→ **PROVIDED RECORDS**:
──────────
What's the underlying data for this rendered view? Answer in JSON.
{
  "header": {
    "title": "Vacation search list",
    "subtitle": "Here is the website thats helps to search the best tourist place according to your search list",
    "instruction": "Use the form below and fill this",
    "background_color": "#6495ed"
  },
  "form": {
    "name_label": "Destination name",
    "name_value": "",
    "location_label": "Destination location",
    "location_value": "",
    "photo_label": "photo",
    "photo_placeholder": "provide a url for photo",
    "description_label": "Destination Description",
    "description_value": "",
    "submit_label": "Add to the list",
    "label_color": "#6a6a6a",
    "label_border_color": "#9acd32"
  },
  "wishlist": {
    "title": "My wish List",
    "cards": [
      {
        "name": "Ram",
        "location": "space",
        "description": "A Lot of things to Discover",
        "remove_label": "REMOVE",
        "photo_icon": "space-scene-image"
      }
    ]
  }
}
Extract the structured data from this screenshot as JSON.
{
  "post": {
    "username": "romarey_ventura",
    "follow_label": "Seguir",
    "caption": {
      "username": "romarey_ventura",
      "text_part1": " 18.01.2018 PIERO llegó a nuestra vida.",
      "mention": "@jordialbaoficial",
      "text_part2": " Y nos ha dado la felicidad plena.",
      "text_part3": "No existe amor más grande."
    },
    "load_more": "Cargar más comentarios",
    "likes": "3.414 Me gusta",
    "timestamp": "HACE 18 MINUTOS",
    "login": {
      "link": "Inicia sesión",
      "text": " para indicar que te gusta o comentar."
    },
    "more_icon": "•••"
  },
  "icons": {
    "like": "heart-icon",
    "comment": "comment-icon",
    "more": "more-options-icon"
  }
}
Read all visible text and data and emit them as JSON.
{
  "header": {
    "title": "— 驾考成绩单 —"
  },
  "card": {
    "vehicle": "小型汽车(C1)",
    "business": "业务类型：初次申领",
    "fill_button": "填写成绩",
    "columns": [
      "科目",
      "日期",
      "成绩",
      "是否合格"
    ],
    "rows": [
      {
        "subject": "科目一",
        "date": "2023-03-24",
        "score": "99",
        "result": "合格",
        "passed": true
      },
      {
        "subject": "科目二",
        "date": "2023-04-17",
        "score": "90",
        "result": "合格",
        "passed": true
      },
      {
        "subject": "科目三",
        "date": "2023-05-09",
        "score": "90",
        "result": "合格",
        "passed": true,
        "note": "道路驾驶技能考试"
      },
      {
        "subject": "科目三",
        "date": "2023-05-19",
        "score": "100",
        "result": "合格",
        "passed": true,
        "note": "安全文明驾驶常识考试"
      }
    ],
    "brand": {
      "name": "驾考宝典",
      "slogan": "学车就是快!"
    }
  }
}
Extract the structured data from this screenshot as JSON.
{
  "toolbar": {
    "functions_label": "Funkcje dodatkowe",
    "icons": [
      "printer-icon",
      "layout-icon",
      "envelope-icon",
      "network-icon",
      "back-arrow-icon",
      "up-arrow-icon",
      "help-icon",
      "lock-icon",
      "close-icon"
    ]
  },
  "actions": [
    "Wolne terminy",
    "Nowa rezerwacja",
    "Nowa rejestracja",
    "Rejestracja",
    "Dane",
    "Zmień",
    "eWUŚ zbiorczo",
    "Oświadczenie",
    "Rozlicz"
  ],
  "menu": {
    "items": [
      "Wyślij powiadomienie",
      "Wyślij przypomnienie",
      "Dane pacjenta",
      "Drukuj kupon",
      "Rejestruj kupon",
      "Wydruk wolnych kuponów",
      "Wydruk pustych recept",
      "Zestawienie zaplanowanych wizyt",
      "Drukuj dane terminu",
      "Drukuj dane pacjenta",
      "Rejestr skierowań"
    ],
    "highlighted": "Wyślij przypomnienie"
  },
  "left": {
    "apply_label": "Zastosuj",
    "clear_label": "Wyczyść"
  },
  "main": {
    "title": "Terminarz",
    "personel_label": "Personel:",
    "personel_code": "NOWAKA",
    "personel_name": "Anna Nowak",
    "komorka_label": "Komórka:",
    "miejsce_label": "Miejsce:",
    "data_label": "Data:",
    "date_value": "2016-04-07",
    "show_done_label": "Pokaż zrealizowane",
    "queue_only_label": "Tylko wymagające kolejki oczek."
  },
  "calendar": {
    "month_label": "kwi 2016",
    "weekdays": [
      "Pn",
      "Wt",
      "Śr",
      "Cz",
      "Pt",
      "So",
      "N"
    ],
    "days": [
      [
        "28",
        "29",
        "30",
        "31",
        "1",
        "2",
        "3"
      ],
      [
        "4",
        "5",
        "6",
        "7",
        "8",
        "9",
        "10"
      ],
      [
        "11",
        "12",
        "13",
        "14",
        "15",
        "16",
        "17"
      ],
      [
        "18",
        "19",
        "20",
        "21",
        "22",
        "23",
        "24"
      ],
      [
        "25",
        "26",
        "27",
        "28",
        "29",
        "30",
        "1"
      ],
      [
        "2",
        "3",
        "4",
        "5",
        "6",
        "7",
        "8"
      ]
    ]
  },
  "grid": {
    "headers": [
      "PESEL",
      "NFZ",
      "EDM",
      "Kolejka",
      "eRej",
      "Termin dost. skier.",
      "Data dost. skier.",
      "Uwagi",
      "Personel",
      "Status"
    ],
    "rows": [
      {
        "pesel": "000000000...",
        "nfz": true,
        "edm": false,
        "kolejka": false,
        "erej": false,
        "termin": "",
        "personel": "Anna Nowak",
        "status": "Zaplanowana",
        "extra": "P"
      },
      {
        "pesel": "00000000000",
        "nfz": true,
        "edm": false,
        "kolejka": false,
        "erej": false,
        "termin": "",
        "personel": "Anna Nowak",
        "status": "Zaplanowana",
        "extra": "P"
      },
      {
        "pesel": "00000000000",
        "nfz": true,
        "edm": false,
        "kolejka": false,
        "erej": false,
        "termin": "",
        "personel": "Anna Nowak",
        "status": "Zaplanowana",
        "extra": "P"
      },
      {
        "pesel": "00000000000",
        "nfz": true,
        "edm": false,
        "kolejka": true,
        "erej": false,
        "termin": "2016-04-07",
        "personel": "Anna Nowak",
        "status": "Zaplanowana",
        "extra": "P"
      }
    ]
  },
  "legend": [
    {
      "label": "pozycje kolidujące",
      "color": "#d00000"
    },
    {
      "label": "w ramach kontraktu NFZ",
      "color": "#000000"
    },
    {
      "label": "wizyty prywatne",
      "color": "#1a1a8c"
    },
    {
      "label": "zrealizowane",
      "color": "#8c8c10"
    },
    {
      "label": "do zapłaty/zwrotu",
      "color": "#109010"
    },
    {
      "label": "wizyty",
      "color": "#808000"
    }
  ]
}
──────────
→ **EXERCISE**: Make a list of all lines in the data that contain "this".

→ **WRITTEN SOLUTION**:
What's the underlying data for this rendered view? Answer in JSON.
    "instruction": "Use the form below and fill this",
Extract the structured data from this screenshot as JSON.
Extract the structured data from this screenshot as JSON.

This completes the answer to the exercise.